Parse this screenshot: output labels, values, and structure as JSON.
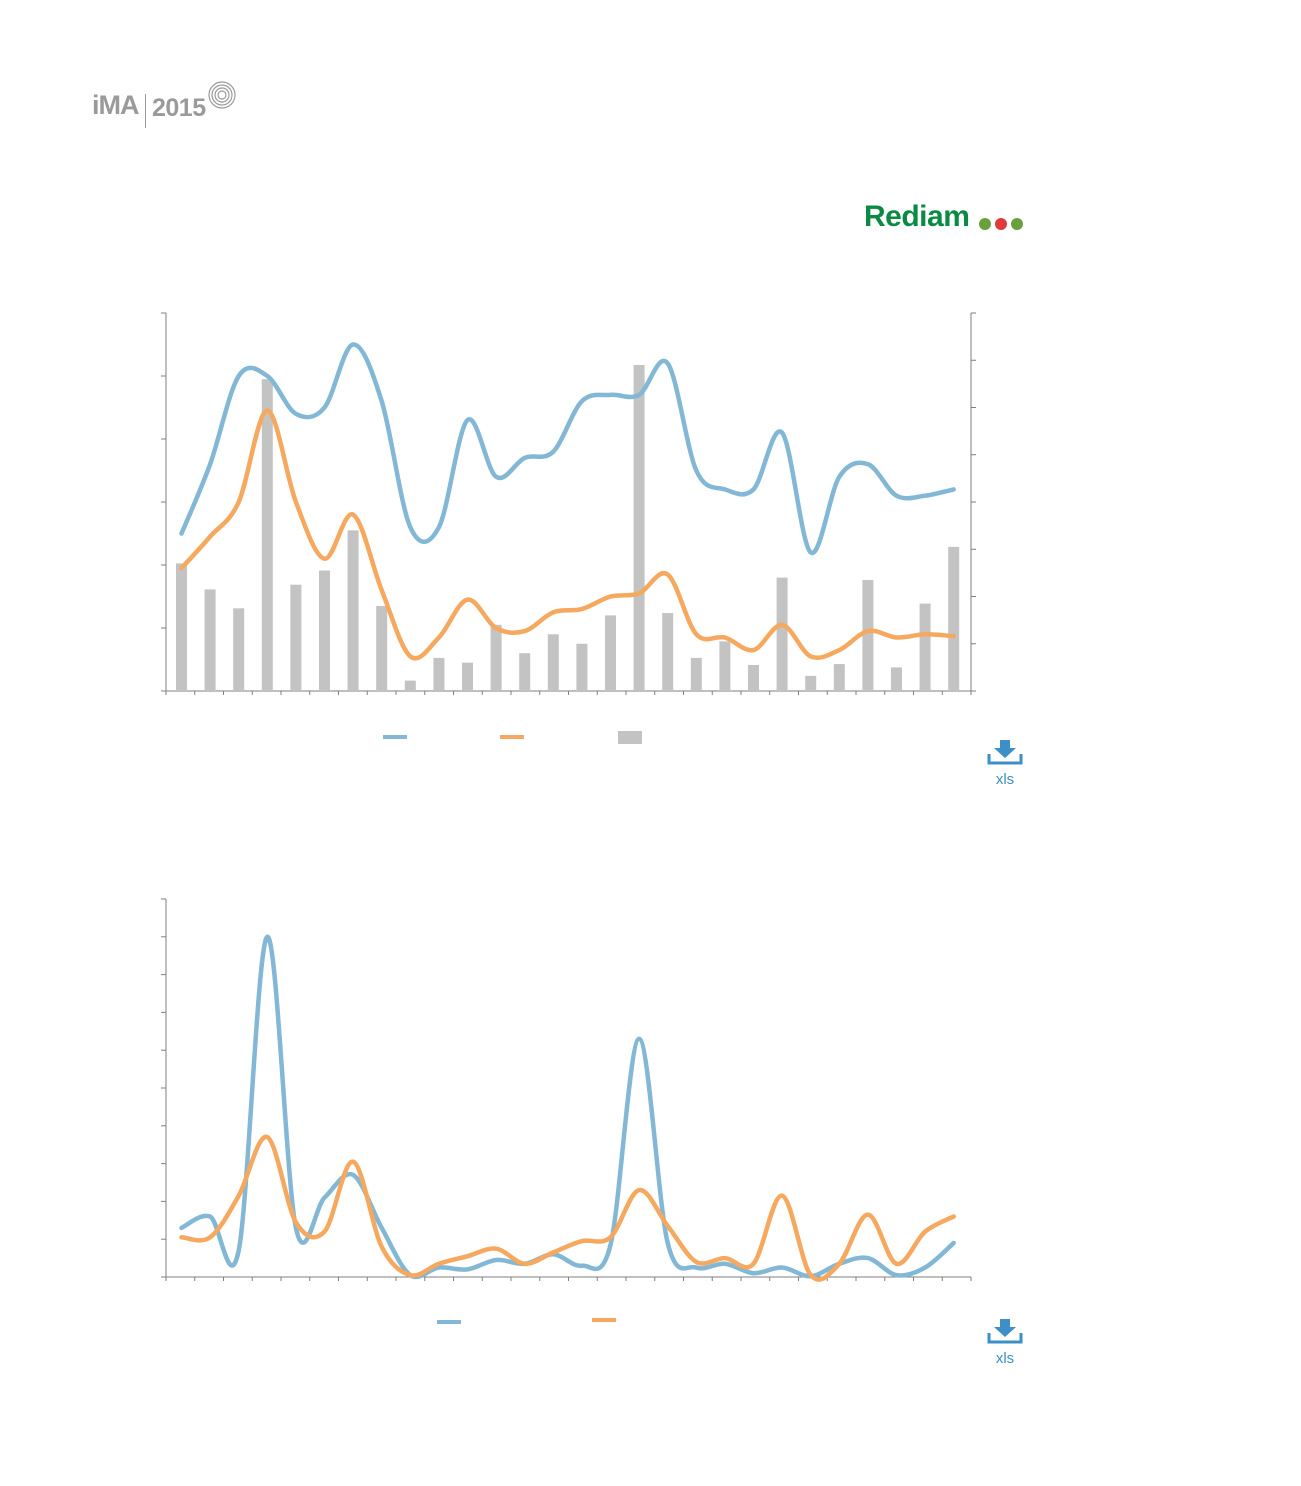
{
  "brand": {
    "ima_mark": "iMA",
    "ima_year": "2015",
    "rediam_name": "Rediam",
    "rediam_dot_colors": [
      "#6aa03c",
      "#e03b3b",
      "#6aa03c"
    ]
  },
  "colors": {
    "blue": "#82b7d6",
    "orange": "#f5a85e",
    "gray": "#c3c3c3",
    "axis": "#7f7f7f",
    "download": "#3d8fc8"
  },
  "downloads": [
    {
      "label": "xls",
      "icon": "download-tray-icon"
    },
    {
      "label": "xls",
      "icon": "download-tray-icon"
    }
  ],
  "chart_data": [
    {
      "type": "bar+line",
      "n_points": 28,
      "ylim_left": [
        0,
        6
      ],
      "ylim_right": [
        0,
        8
      ],
      "left_ticks": 6,
      "right_ticks": 8,
      "legend_placement": "bottom",
      "series": [
        {
          "kind": "line",
          "color": "#82b7d6",
          "axis": "left",
          "values": [
            2.5,
            3.6,
            5.0,
            5.0,
            4.4,
            4.5,
            5.5,
            4.6,
            2.6,
            2.6,
            4.3,
            3.4,
            3.7,
            3.8,
            4.6,
            4.7,
            4.7,
            5.2,
            3.5,
            3.2,
            3.2,
            4.1,
            2.2,
            3.4,
            3.6,
            3.1,
            3.1,
            3.2
          ]
        },
        {
          "kind": "line",
          "color": "#f5a85e",
          "axis": "left",
          "values": [
            1.95,
            2.45,
            3.0,
            4.45,
            3.0,
            2.1,
            2.8,
            1.6,
            0.55,
            0.85,
            1.45,
            1.0,
            0.95,
            1.25,
            1.3,
            1.5,
            1.55,
            1.85,
            0.9,
            0.85,
            0.65,
            1.05,
            0.55,
            0.65,
            0.95,
            0.85,
            0.9,
            0.87
          ]
        },
        {
          "kind": "bar",
          "color": "#c3c3c3",
          "axis": "right",
          "values": [
            2.7,
            2.15,
            1.75,
            6.6,
            2.25,
            2.55,
            3.4,
            1.8,
            0.22,
            0.7,
            0.6,
            1.4,
            0.8,
            1.2,
            1.0,
            1.6,
            6.9,
            1.65,
            0.7,
            1.05,
            0.55,
            2.4,
            0.32,
            0.57,
            2.35,
            0.5,
            1.85,
            3.05
          ]
        }
      ]
    },
    {
      "type": "line",
      "n_points": 28,
      "ylim": [
        0,
        10
      ],
      "y_ticks": 10,
      "legend_placement": "bottom",
      "series": [
        {
          "kind": "line",
          "color": "#82b7d6",
          "values": [
            1.3,
            1.6,
            0.7,
            9.0,
            1.3,
            2.1,
            2.7,
            1.3,
            0.05,
            0.25,
            0.2,
            0.45,
            0.35,
            0.6,
            0.3,
            0.85,
            6.3,
            0.9,
            0.25,
            0.35,
            0.1,
            0.25,
            0.02,
            0.35,
            0.5,
            0.05,
            0.25,
            0.9
          ]
        },
        {
          "kind": "line",
          "color": "#f5a85e",
          "values": [
            1.05,
            1.05,
            2.15,
            3.7,
            1.45,
            1.2,
            3.05,
            0.8,
            0.05,
            0.35,
            0.55,
            0.75,
            0.35,
            0.65,
            0.95,
            1.05,
            2.3,
            1.35,
            0.4,
            0.5,
            0.35,
            2.15,
            0.05,
            0.35,
            1.65,
            0.35,
            1.2,
            1.6
          ]
        }
      ]
    }
  ]
}
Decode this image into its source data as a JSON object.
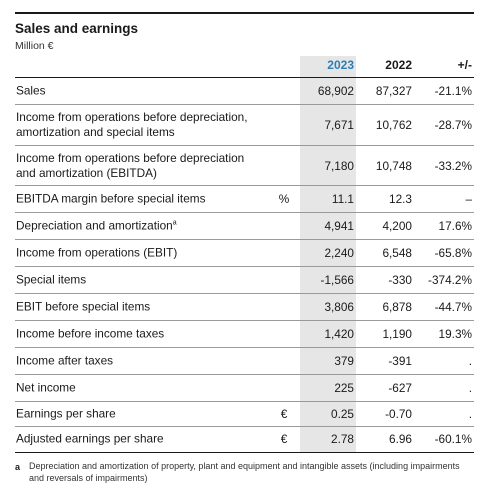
{
  "title": "Sales and earnings",
  "subtitle": "Million €",
  "columns": {
    "y2023": "2023",
    "y2022": "2022",
    "change": "+/-"
  },
  "colors": {
    "accent_2023": "#2a7fb8",
    "shade_2023": "#e6e6e6"
  },
  "rows": [
    {
      "label": "Sales",
      "unit": "",
      "v2023": "68,902",
      "v2022": "87,327",
      "change": "-21.1%"
    },
    {
      "label": "Income from operations before depreciation, amortization and special items",
      "unit": "",
      "v2023": "7,671",
      "v2022": "10,762",
      "change": "-28.7%"
    },
    {
      "label": "Income from operations before depreciation and amortization (EBITDA)",
      "unit": "",
      "v2023": "7,180",
      "v2022": "10,748",
      "change": "-33.2%"
    },
    {
      "label": "EBITDA margin before special items",
      "unit": "%",
      "v2023": "11.1",
      "v2022": "12.3",
      "change": "–"
    },
    {
      "label": "Depreciation and amortization",
      "footnote_ref": "a",
      "unit": "",
      "v2023": "4,941",
      "v2022": "4,200",
      "change": "17.6%"
    },
    {
      "label": "Income from operations (EBIT)",
      "unit": "",
      "v2023": "2,240",
      "v2022": "6,548",
      "change": "-65.8%"
    },
    {
      "label": "Special items",
      "unit": "",
      "v2023": "-1,566",
      "v2022": "-330",
      "change": "-374.2%"
    },
    {
      "label": "EBIT before special items",
      "unit": "",
      "v2023": "3,806",
      "v2022": "6,878",
      "change": "-44.7%"
    },
    {
      "label": "Income before income taxes",
      "unit": "",
      "v2023": "1,420",
      "v2022": "1,190",
      "change": "19.3%"
    },
    {
      "label": "Income after taxes",
      "unit": "",
      "v2023": "379",
      "v2022": "-391",
      "change": "."
    },
    {
      "label": "Net income",
      "unit": "",
      "v2023": "225",
      "v2022": "-627",
      "change": "."
    },
    {
      "label": "Earnings per share",
      "unit": "€",
      "v2023": "0.25",
      "v2022": "-0.70",
      "change": "."
    },
    {
      "label": "Adjusted earnings per share",
      "unit": "€",
      "v2023": "2.78",
      "v2022": "6.96",
      "change": "-60.1%"
    }
  ],
  "footnote": {
    "mark": "a",
    "text": "Depreciation and amortization of property, plant and equipment and intangible assets (including impairments and reversals of impairments)"
  }
}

---

**Your instructions:** Take every line containing the word "this" and copy it.

**The solution:**
Parse this screenshot: output labels, values, and structure as JSON.
Decode this image into its source data as a JSON object.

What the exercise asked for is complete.